PROMPT. Can you transcribe every record below exactly as it appears?

MATERIAL FOR THIS TASK.

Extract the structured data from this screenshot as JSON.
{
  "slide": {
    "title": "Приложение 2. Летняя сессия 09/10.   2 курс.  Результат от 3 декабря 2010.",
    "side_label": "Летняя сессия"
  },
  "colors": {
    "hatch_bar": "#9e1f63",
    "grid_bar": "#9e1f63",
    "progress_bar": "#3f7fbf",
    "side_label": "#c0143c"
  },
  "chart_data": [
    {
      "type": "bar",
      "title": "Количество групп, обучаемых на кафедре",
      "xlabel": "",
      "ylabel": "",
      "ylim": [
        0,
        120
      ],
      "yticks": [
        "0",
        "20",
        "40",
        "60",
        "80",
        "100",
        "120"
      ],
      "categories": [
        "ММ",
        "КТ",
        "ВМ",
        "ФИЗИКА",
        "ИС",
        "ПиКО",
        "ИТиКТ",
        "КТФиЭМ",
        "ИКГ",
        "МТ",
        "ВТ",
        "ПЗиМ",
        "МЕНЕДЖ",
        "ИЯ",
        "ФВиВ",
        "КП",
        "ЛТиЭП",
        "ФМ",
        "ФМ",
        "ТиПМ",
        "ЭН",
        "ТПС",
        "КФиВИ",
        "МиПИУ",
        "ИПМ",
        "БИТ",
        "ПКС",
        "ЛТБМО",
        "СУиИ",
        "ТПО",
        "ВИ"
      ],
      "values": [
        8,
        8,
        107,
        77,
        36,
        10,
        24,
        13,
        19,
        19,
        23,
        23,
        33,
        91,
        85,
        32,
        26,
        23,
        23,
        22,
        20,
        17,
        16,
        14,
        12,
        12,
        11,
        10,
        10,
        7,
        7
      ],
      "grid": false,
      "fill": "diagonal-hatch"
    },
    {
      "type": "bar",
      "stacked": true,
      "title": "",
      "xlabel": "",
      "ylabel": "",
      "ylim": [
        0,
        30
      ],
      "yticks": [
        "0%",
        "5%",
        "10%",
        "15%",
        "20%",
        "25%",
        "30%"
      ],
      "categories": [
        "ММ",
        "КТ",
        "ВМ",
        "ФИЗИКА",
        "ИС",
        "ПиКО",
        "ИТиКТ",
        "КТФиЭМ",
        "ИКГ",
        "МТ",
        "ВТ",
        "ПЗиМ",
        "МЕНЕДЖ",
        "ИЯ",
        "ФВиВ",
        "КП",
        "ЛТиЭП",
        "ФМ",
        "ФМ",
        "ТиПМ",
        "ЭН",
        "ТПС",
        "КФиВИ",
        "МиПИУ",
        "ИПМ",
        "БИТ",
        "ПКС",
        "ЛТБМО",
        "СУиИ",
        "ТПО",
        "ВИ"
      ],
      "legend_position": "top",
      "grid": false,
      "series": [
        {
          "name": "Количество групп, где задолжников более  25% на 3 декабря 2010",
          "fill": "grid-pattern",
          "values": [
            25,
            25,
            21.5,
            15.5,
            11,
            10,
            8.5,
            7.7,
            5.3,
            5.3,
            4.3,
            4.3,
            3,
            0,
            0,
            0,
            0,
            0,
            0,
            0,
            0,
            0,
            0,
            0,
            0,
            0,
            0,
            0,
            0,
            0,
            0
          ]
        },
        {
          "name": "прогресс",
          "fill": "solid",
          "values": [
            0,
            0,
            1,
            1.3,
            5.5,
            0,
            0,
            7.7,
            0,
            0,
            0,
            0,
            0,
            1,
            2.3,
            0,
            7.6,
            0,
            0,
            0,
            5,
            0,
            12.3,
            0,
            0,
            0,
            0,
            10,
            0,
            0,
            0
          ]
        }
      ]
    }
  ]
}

WRITTEN SOLUTION.
Extract the structured data from this screenshot as JSON.
{
  "slide": {
    "title": "Приложение 2. Летняя сессия 09/10.   2 курс.  Результат от 3 декабря 2010.",
    "side_label": "Летняя сессия"
  },
  "colors": {
    "hatch_bar": "#9e1f63",
    "grid_bar": "#9e1f63",
    "progress_bar": "#3f7fbf",
    "side_label": "#c0143c"
  },
  "chart_data": [
    {
      "type": "bar",
      "title": "Количество групп, обучаемых на кафедре",
      "xlabel": "",
      "ylabel": "",
      "ylim": [
        0,
        120
      ],
      "yticks": [
        "0",
        "20",
        "40",
        "60",
        "80",
        "100",
        "120"
      ],
      "categories": [
        "ММ",
        "КТ",
        "ВМ",
        "ФИЗИКА",
        "ИС",
        "ПиКО",
        "ИТиКТ",
        "КТФиЭМ",
        "ИКГ",
        "МТ",
        "ВТ",
        "ПЗиМ",
        "МЕНЕДЖ",
        "ИЯ",
        "ФВиВ",
        "КП",
        "ЛТиЭП",
        "ФМ",
        "ФМ",
        "ТиПМ",
        "ЭН",
        "ТПС",
        "КФиВИ",
        "МиПИУ",
        "ИПМ",
        "БИТ",
        "ПКС",
        "ЛТБМО",
        "СУиИ",
        "ТПО",
        "ВИ"
      ],
      "values": [
        8,
        8,
        107,
        77,
        36,
        10,
        24,
        13,
        19,
        19,
        23,
        23,
        33,
        91,
        85,
        32,
        26,
        23,
        23,
        22,
        20,
        17,
        16,
        14,
        12,
        12,
        11,
        10,
        10,
        7,
        7
      ],
      "grid": false,
      "fill": "diagonal-hatch"
    },
    {
      "type": "bar",
      "stacked": true,
      "title": "",
      "xlabel": "",
      "ylabel": "",
      "ylim": [
        0,
        30
      ],
      "yticks": [
        "0%",
        "5%",
        "10%",
        "15%",
        "20%",
        "25%",
        "30%"
      ],
      "categories": [
        "ММ",
        "КТ",
        "ВМ",
        "ФИЗИКА",
        "ИС",
        "ПиКО",
        "ИТиКТ",
        "КТФиЭМ",
        "ИКГ",
        "МТ",
        "ВТ",
        "ПЗиМ",
        "МЕНЕДЖ",
        "ИЯ",
        "ФВиВ",
        "КП",
        "ЛТиЭП",
        "ФМ",
        "ФМ",
        "ТиПМ",
        "ЭН",
        "ТПС",
        "КФиВИ",
        "МиПИУ",
        "ИПМ",
        "БИТ",
        "ПКС",
        "ЛТБМО",
        "СУиИ",
        "ТПО",
        "ВИ"
      ],
      "legend_position": "top",
      "grid": false,
      "series": [
        {
          "name": "Количество групп, где задолжников более  25% на 3 декабря 2010",
          "fill": "grid-pattern",
          "values": [
            25,
            25,
            21.5,
            15.5,
            11,
            10,
            8.5,
            7.7,
            5.3,
            5.3,
            4.3,
            4.3,
            3,
            0,
            0,
            0,
            0,
            0,
            0,
            0,
            0,
            0,
            0,
            0,
            0,
            0,
            0,
            0,
            0,
            0,
            0
          ]
        },
        {
          "name": "прогресс",
          "fill": "solid",
          "values": [
            0,
            0,
            1,
            1.3,
            5.5,
            0,
            0,
            7.7,
            0,
            0,
            0,
            0,
            0,
            1,
            2.3,
            0,
            7.6,
            0,
            0,
            0,
            5,
            0,
            12.3,
            0,
            0,
            0,
            0,
            10,
            0,
            0,
            0
          ]
        }
      ]
    }
  ]
}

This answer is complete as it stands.